## Provided data
================================
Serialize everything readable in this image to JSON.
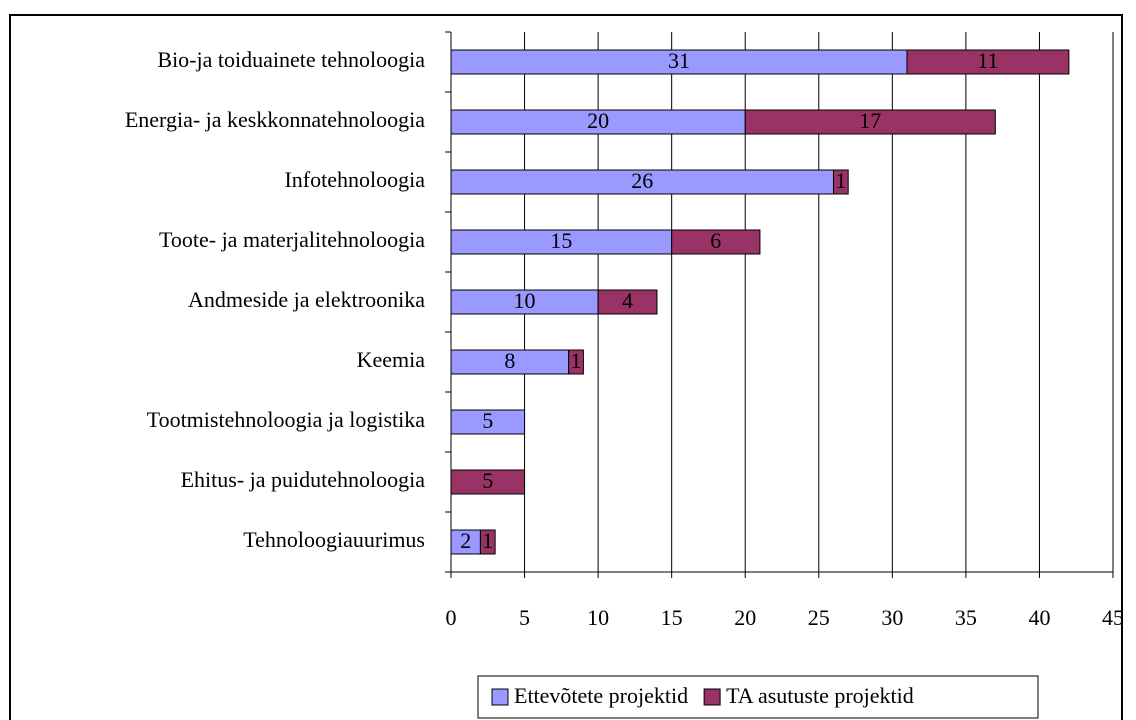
{
  "chart_data": {
    "type": "bar",
    "orientation": "horizontal",
    "stacked": true,
    "categories": [
      "Bio-ja toiduainete tehnoloogia",
      "Energia- ja keskkonnatehnoloogia",
      "Infotehnoloogia",
      "Toote- ja materjalitehnoloogia",
      "Andmeside ja elektroonika",
      "Keemia",
      "Tootmistehnoloogia ja logistika",
      "Ehitus- ja puidutehnoloogia",
      "Tehnoloogiauurimus"
    ],
    "series": [
      {
        "name": "Ettevõtete projektid",
        "color": "#9999ff",
        "label_color": "#000000",
        "values": [
          31,
          20,
          26,
          15,
          10,
          8,
          5,
          null,
          2
        ]
      },
      {
        "name": "TA asutuste projektid",
        "color": "#993366",
        "label_color": "#ffffff",
        "values": [
          11,
          17,
          1,
          6,
          4,
          1,
          null,
          5,
          1
        ]
      }
    ],
    "xlim": [
      0,
      45
    ],
    "xticks": [
      0,
      5,
      10,
      15,
      20,
      25,
      30,
      35,
      40,
      45
    ],
    "grid": true,
    "legend": "bottom"
  }
}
================================
## Directions for this task
With the pictures left out, transcribe the material exactly.

## Response
Serialize everything readable in this image to JSON.
{
  "chart_data": {
    "type": "bar",
    "orientation": "horizontal",
    "stacked": true,
    "categories": [
      "Bio-ja toiduainete tehnoloogia",
      "Energia- ja keskkonnatehnoloogia",
      "Infotehnoloogia",
      "Toote- ja materjalitehnoloogia",
      "Andmeside ja elektroonika",
      "Keemia",
      "Tootmistehnoloogia ja logistika",
      "Ehitus- ja puidutehnoloogia",
      "Tehnoloogiauurimus"
    ],
    "series": [
      {
        "name": "Ettevõtete projektid",
        "color": "#9999ff",
        "label_color": "#000000",
        "values": [
          31,
          20,
          26,
          15,
          10,
          8,
          5,
          null,
          2
        ]
      },
      {
        "name": "TA asutuste projektid",
        "color": "#993366",
        "label_color": "#ffffff",
        "values": [
          11,
          17,
          1,
          6,
          4,
          1,
          null,
          5,
          1
        ]
      }
    ],
    "xlim": [
      0,
      45
    ],
    "xticks": [
      0,
      5,
      10,
      15,
      20,
      25,
      30,
      35,
      40,
      45
    ],
    "grid": true,
    "legend": "bottom"
  }
}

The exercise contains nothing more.